Lay out as a numbered list everything from the line containing "- data-point: [234, 152, 241, 160]" down to the line containing "- data-point: [513, 167, 523, 176]", both lines included. Leave out blank lines.

Dataset entries:
════════════════
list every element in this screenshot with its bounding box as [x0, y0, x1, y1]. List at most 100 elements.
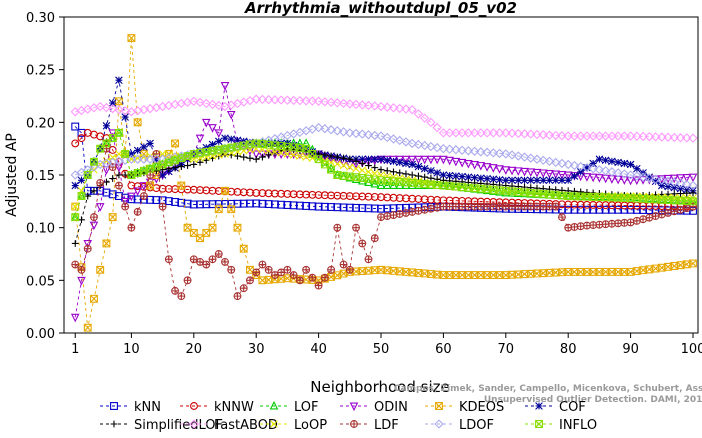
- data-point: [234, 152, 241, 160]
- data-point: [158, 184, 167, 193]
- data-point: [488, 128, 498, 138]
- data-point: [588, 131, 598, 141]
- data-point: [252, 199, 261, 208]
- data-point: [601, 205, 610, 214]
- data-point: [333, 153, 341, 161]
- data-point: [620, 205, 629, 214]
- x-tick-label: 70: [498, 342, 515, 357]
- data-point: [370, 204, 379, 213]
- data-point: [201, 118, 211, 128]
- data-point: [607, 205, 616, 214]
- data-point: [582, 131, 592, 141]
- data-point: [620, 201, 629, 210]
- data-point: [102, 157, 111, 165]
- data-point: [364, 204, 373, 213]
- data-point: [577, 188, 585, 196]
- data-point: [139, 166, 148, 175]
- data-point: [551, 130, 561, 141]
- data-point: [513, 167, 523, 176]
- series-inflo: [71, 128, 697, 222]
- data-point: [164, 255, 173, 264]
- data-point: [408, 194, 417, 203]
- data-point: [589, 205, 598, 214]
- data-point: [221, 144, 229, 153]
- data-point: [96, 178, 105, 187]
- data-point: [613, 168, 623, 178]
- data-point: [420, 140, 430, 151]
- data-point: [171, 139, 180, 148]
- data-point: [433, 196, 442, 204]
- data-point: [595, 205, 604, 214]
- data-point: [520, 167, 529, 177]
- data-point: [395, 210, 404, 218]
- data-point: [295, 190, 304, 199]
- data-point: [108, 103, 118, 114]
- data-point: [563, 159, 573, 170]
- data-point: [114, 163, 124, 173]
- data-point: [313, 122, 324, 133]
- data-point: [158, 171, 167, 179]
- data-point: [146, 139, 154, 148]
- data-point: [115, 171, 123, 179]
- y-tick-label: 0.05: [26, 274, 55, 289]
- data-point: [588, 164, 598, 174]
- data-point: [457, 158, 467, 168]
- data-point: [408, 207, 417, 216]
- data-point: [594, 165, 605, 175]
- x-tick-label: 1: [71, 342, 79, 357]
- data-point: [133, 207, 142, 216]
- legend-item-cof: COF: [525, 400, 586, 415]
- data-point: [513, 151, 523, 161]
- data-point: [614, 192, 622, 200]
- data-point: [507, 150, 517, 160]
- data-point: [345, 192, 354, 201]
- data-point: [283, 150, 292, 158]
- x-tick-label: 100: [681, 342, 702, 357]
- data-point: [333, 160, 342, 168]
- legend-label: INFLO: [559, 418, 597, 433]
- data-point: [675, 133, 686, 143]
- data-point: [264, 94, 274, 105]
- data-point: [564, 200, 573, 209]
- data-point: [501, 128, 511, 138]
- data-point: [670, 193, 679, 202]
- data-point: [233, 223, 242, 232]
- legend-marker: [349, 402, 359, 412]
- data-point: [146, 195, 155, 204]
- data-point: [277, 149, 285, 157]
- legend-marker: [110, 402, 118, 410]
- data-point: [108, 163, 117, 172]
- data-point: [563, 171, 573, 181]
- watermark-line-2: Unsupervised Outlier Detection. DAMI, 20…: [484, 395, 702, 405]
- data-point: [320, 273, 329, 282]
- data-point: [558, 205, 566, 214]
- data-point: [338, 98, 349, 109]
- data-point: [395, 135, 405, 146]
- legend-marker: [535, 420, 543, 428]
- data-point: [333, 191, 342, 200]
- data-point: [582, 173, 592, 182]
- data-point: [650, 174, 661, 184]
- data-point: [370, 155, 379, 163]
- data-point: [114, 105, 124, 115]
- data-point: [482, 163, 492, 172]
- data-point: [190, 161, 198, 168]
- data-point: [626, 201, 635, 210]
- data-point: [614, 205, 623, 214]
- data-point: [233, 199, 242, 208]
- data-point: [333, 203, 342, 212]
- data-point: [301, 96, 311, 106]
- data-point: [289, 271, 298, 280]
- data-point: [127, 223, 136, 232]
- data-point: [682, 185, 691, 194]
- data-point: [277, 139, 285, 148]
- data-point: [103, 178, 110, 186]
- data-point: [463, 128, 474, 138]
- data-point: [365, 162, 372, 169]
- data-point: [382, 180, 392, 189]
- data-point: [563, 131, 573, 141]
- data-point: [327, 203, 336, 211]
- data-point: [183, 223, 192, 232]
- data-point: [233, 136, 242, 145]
════════════════
- [Solution to this problem]
1. - data-point: [234, 152, 241, 160]
2. - data-point: [158, 184, 167, 193]
3. - data-point: [488, 128, 498, 138]
4. - data-point: [588, 131, 598, 141]
5. - data-point: [252, 199, 261, 208]
6. - data-point: [601, 205, 610, 214]
7. - data-point: [333, 153, 341, 161]
8. - data-point: [620, 205, 629, 214]
9. - x-tick-label: 70: [498, 342, 515, 357]
10. - data-point: [370, 204, 379, 213]
11. - data-point: [201, 118, 211, 128]
12. - data-point: [607, 205, 616, 214]
13. - data-point: [582, 131, 592, 141]
14. - data-point: [620, 201, 629, 210]
15. - data-point: [102, 157, 111, 165]
16. - data-point: [364, 204, 373, 213]
17. - data-point: [577, 188, 585, 196]
18. - data-point: [139, 166, 148, 175]
19. - data-point: [551, 130, 561, 141]
20. - data-point: [513, 167, 523, 176]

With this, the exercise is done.